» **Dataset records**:
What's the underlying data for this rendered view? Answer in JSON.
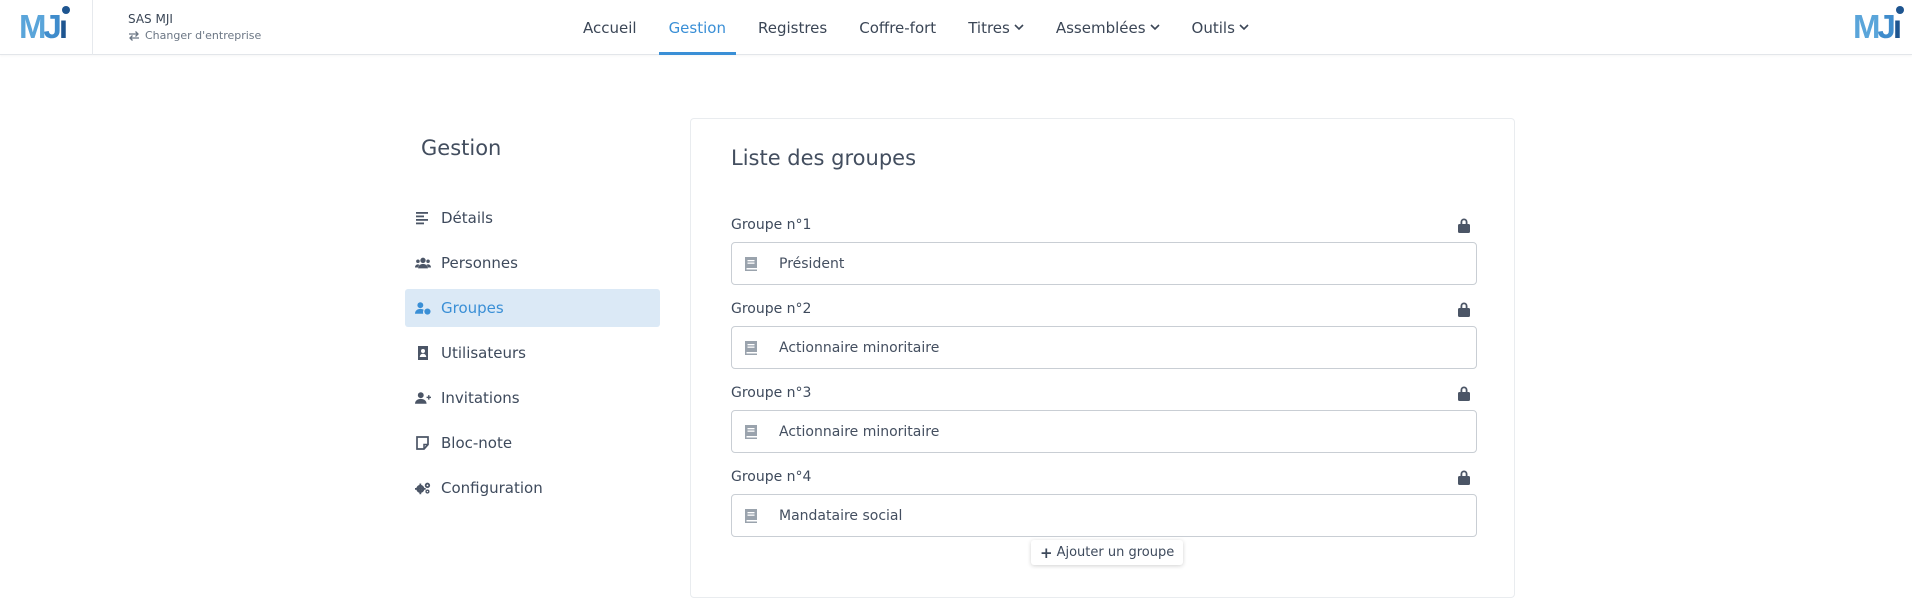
{
  "header": {
    "logo_text": "MJi",
    "company_name": "SAS MJI",
    "switch_label": "Changer d'entreprise",
    "nav": [
      {
        "label": "Accueil",
        "dropdown": false
      },
      {
        "label": "Gestion",
        "dropdown": false,
        "active": true
      },
      {
        "label": "Registres",
        "dropdown": false
      },
      {
        "label": "Coffre-fort",
        "dropdown": false
      },
      {
        "label": "Titres",
        "dropdown": true
      },
      {
        "label": "Assemblées",
        "dropdown": true
      },
      {
        "label": "Outils",
        "dropdown": true
      }
    ],
    "accent_color": "#3a8fd6"
  },
  "sidebar": {
    "title": "Gestion",
    "items": [
      {
        "label": "Détails",
        "icon": "align-left-icon"
      },
      {
        "label": "Personnes",
        "icon": "users-icon"
      },
      {
        "label": "Groupes",
        "icon": "user-group-icon",
        "active": true
      },
      {
        "label": "Utilisateurs",
        "icon": "contact-book-icon"
      },
      {
        "label": "Invitations",
        "icon": "user-plus-icon"
      },
      {
        "label": "Bloc-note",
        "icon": "sticky-note-icon"
      },
      {
        "label": "Configuration",
        "icon": "cogs-icon"
      }
    ]
  },
  "main": {
    "title": "Liste des groupes",
    "groups": [
      {
        "label": "Groupe n°1",
        "value": "Président"
      },
      {
        "label": "Groupe n°2",
        "value": "Actionnaire minoritaire"
      },
      {
        "label": "Groupe n°3",
        "value": "Actionnaire minoritaire"
      },
      {
        "label": "Groupe n°4",
        "value": "Mandataire social"
      }
    ],
    "add_button_label": "Ajouter un groupe"
  }
}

» **Given instruction**:
Quote all the records verbatim, dropping any pictures from your copy.

» **Response**:
What's the underlying data for this rendered view? Answer in JSON.
{
  "header": {
    "logo_text": "MJi",
    "company_name": "SAS MJI",
    "switch_label": "Changer d'entreprise",
    "nav": [
      {
        "label": "Accueil",
        "dropdown": false
      },
      {
        "label": "Gestion",
        "dropdown": false,
        "active": true
      },
      {
        "label": "Registres",
        "dropdown": false
      },
      {
        "label": "Coffre-fort",
        "dropdown": false
      },
      {
        "label": "Titres",
        "dropdown": true
      },
      {
        "label": "Assemblées",
        "dropdown": true
      },
      {
        "label": "Outils",
        "dropdown": true
      }
    ],
    "accent_color": "#3a8fd6"
  },
  "sidebar": {
    "title": "Gestion",
    "items": [
      {
        "label": "Détails",
        "icon": "align-left-icon"
      },
      {
        "label": "Personnes",
        "icon": "users-icon"
      },
      {
        "label": "Groupes",
        "icon": "user-group-icon",
        "active": true
      },
      {
        "label": "Utilisateurs",
        "icon": "contact-book-icon"
      },
      {
        "label": "Invitations",
        "icon": "user-plus-icon"
      },
      {
        "label": "Bloc-note",
        "icon": "sticky-note-icon"
      },
      {
        "label": "Configuration",
        "icon": "cogs-icon"
      }
    ]
  },
  "main": {
    "title": "Liste des groupes",
    "groups": [
      {
        "label": "Groupe n°1",
        "value": "Président"
      },
      {
        "label": "Groupe n°2",
        "value": "Actionnaire minoritaire"
      },
      {
        "label": "Groupe n°3",
        "value": "Actionnaire minoritaire"
      },
      {
        "label": "Groupe n°4",
        "value": "Mandataire social"
      }
    ],
    "add_button_label": "Ajouter un groupe"
  }
}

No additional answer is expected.